Directions -> Reproduce the records below in full and without edits, omitting images.

Data listing ->
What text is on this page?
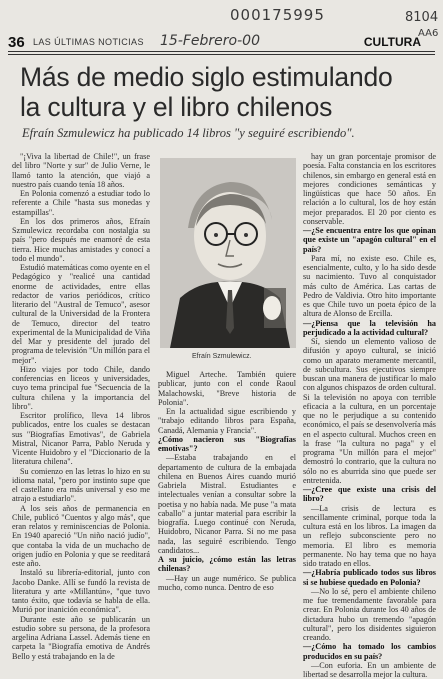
000175995	8104
AA6
15-Febrero-00
36 LAS ÚLTIMAS NOTICIAS	CULTURA
Más de medio siglo estimulando
la cultura y el libro chilenos
Efraín Szmulewicz ha publicado 14 libros "y seguiré escribiendo".

"¡Viva la libertad de Chile!", un frase del libro "Norte y sur" de Julio Verne, le llamó tanto la atención, que viajó a nuestro país cuando tenía 18 años.

En Polonia comenzó a estudiar todo lo referente a Chile "hasta sus monedas y estampillas".

En los dos primeros años, Efraín Szmulewicz recordaba con nostalgia su país "pero después me enamoré de esta tierra. Hice muchas amistades y conocí a todo el mundo".

Estudió matemáticas como oyente en el Pedagógico y "realicé una cantidad enorme de actividades, entre ellas redactor de varios periódicos, crítico literario del "Austral de Temuco", asesor cultural de la Universidad de la Frontera de Temuco, director del teatro experimental de la Municipalidad de Viña del Mar y presidente del jurado del programa de televisión "Un millón para el mejor".

Hizo viajes por todo Chile, dando conferencias en liceos y universidades, cuyo tema principal fue "Secuencia de la cultura chilena y la importancia del libro".

Escritor prolífico, lleva 14 libros publicados, entre los cuales se destacan sus "Biografías Emotivas", de Gabriela Mistral, Nicanor Parra, Pablo Neruda y Vicente Huidobro y el "Diccionario de la literatura chilena".

Su comienzo en las letras lo hizo en su idioma natal, "pero por instinto supe que el castellano era más universal y eso me atrajo a estudiarlo".

A los seis años de permanencia en Chile, publicó "Cuentos y algo más", que eran relatos y reminiscencias de Polonia. En 1940 apareció "Un niño nació judío", que contaba la vida de un muchacho de origen judío en Polonia y que se reeditará este año.

Instaló su librería-editorial, junto con Jacobo Danke. Allí se fundó la revista de literatura y arte «Millantún», "que tuvo tanto éxito, que todavía se habla de ella. Murió por inanición económica".

Durante este año se publicarán un estudio sobre su persona, de la profesora argelina Adriana Lassel. Además tiene en carpeta la "Biografía emotiva de Andrés Bello y está trabajando en la de

Efraín Szmulewicz.

Miguel Arteche. También quiere publicar, junto con el conde Raoul Malachowski, "Breve historia de Polonia".

En la actualidad sigue escribiendo y "trabajo editando libros para España, Canadá, Alemania y Francia".

¿Cómo nacieron sus "Biografías emotivas"?

—Estaba trabajando en el departamento de cultura de la embajada chilena en Buenos Aires cuando murió Gabriela Mistral. Estudiantes e intelectuales venían a consultar sobre la poetisa y no había nada. Me puse "a mata caballo" a juntar material para escribir la biografía. Luego continué con Neruda, Huidobro, Nicanor Parra. Si no me pasa nada, las seguiré escribiendo. Tengo candidatos...

A su juicio, ¿cómo están las letras chilenas?

—Hay un auge numérico. Se publica mucho, como nunca. Dentro de eso

hay un gran porcentaje promisor de poesía. Falta constancia en los escritores chilenos, sin embargo en general está en mejores condiciones semánticas y lingüísticas que hace 50 años. En relación a lo cultural, los de hoy están mejor preparados. El 20 por ciento es conservable.

—¿Se encuentra entre los que opinan que existe un "apagón cultural" en el país?

Para mí, no existe eso. Chile es, esencialmente, culto, y lo ha sido desde su nacimiento. Tuvo al conquistador más culto de América. Las cartas de Pedro de Valdivia. Otro hito importante es que Chile tuvo un poeta épico de la altura de Alonso de Ercilla.

—¿Piensa que la televisión ha perjudicado a la actividad cultural?

Sí, siendo un elemento valioso de difusión y apoyo cultural, se inició como un aparato meramente mercantil, de subcultura. Sus ejecutivos siempre buscan una manera de justificar lo malo con algunos chispazos de orden cultural. Si la televisión no apoya con terrible eficacia a la cultura, en un porcentaje que no le perjudique a su contenido económico, el país se desenvolvería más en el aspecto cultural. Muchos creen en la frase "la cultura no paga" y el programa "Un millón para el mejor" demostró lo contrario, que la cultura no sólo no es aburrida sino que puede ser entretenida.

—¿Cree que existe una crisis del libro?

—La crisis de lectura es sencillamente criminal, porque toda la cultura está en los libros. La imagen da un reflejo subconsciente pero no memoria. El libro es memoria permanente. No hay tema que no haya sido tratado en ellos.

—¿Habría publicado todos sus libros si se hubiese quedado en Polonia?

—No lo sé, pero el ambiente chileno me fue tremendamente favorable para crear. En Polonia durante los 40 años de dictadura hubo un tremendo "apagón cultural", pero los disidentes siguieron creando.

—¿Cómo ha tomado los cambios producidos en su país?

—Con euforia. En un ambiente de libertad se desarrolla mejor la cultura.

Result ->
What text is on this page?
000175995	8104
AA6
15-Febrero-00
36 LAS ÚLTIMAS NOTICIAS	CULTURA
Más de medio siglo estimulando
la cultura y el libro chilenos
Efraín Szmulewicz ha publicado 14 libros "y seguiré escribiendo".

"¡Viva la libertad de Chile!", un frase del libro "Norte y sur" de Julio Verne, le llamó tanto la atención, que viajó a nuestro país cuando tenía 18 años.

En Polonia comenzó a estudiar todo lo referente a Chile "hasta sus monedas y estampillas".

En los dos primeros años, Efraín Szmulewicz recordaba con nostalgia su país "pero después me enamoré de esta tierra. Hice muchas amistades y conocí a todo el mundo".

Estudió matemáticas como oyente en el Pedagógico y "realicé una cantidad enorme de actividades, entre ellas redactor de varios periódicos, crítico literario del "Austral de Temuco", asesor cultural de la Universidad de la Frontera de Temuco, director del teatro experimental de la Municipalidad de Viña del Mar y presidente del jurado del programa de televisión "Un millón para el mejor".

Hizo viajes por todo Chile, dando conferencias en liceos y universidades, cuyo tema principal fue "Secuencia de la cultura chilena y la importancia del libro".

Escritor prolífico, lleva 14 libros publicados, entre los cuales se destacan sus "Biografías Emotivas", de Gabriela Mistral, Nicanor Parra, Pablo Neruda y Vicente Huidobro y el "Diccionario de la literatura chilena".

Su comienzo en las letras lo hizo en su idioma natal, "pero por instinto supe que el castellano era más universal y eso me atrajo a estudiarlo".

A los seis años de permanencia en Chile, publicó "Cuentos y algo más", que eran relatos y reminiscencias de Polonia. En 1940 apareció "Un niño nació judío", que contaba la vida de un muchacho de origen judío en Polonia y que se reeditará este año.

Instaló su librería-editorial, junto con Jacobo Danke. Allí se fundó la revista de literatura y arte «Millantún», "que tuvo tanto éxito, que todavía se habla de ella. Murió por inanición económica".

Durante este año se publicarán un estudio sobre su persona, de la profesora argelina Adriana Lassel. Además tiene en carpeta la "Biografía emotiva de Andrés Bello y está trabajando en la de

Efraín Szmulewicz.

Miguel Arteche. También quiere publicar, junto con el conde Raoul Malachowski, "Breve historia de Polonia".

En la actualidad sigue escribiendo y "trabajo editando libros para España, Canadá, Alemania y Francia".

¿Cómo nacieron sus "Biografías emotivas"?

—Estaba trabajando en el departamento de cultura de la embajada chilena en Buenos Aires cuando murió Gabriela Mistral. Estudiantes e intelectuales venían a consultar sobre la poetisa y no había nada. Me puse "a mata caballo" a juntar material para escribir la biografía. Luego continué con Neruda, Huidobro, Nicanor Parra. Si no me pasa nada, las seguiré escribiendo. Tengo candidatos...

A su juicio, ¿cómo están las letras chilenas?

—Hay un auge numérico. Se publica mucho, como nunca. Dentro de eso

hay un gran porcentaje promisor de poesía. Falta constancia en los escritores chilenos, sin embargo en general está en mejores condiciones semánticas y lingüísticas que hace 50 años. En relación a lo cultural, los de hoy están mejor preparados. El 20 por ciento es conservable.

—¿Se encuentra entre los que opinan que existe un "apagón cultural" en el país?

Para mí, no existe eso. Chile es, esencialmente, culto, y lo ha sido desde su nacimiento. Tuvo al conquistador más culto de América. Las cartas de Pedro de Valdivia. Otro hito importante es que Chile tuvo un poeta épico de la altura de Alonso de Ercilla.

—¿Piensa que la televisión ha perjudicado a la actividad cultural?

Sí, siendo un elemento valioso de difusión y apoyo cultural, se inició como un aparato meramente mercantil, de subcultura. Sus ejecutivos siempre buscan una manera de justificar lo malo con algunos chispazos de orden cultural. Si la televisión no apoya con terrible eficacia a la cultura, en un porcentaje que no le perjudique a su contenido económico, el país se desenvolvería más en el aspecto cultural. Muchos creen en la frase "la cultura no paga" y el programa "Un millón para el mejor" demostró lo contrario, que la cultura no sólo no es aburrida sino que puede ser entretenida.

—¿Cree que existe una crisis del libro?

—La crisis de lectura es sencillamente criminal, porque toda la cultura está en los libros. La imagen da un reflejo subconsciente pero no memoria. El libro es memoria permanente. No hay tema que no haya sido tratado en ellos.

—¿Habría publicado todos sus libros si se hubiese quedado en Polonia?

—No lo sé, pero el ambiente chileno me fue tremendamente favorable para crear. En Polonia durante los 40 años de dictadura hubo un tremendo "apagón cultural", pero los disidentes siguieron creando.

—¿Cómo ha tomado los cambios producidos en su país?

—Con euforia. En un ambiente de libertad se desarrolla mejor la cultura.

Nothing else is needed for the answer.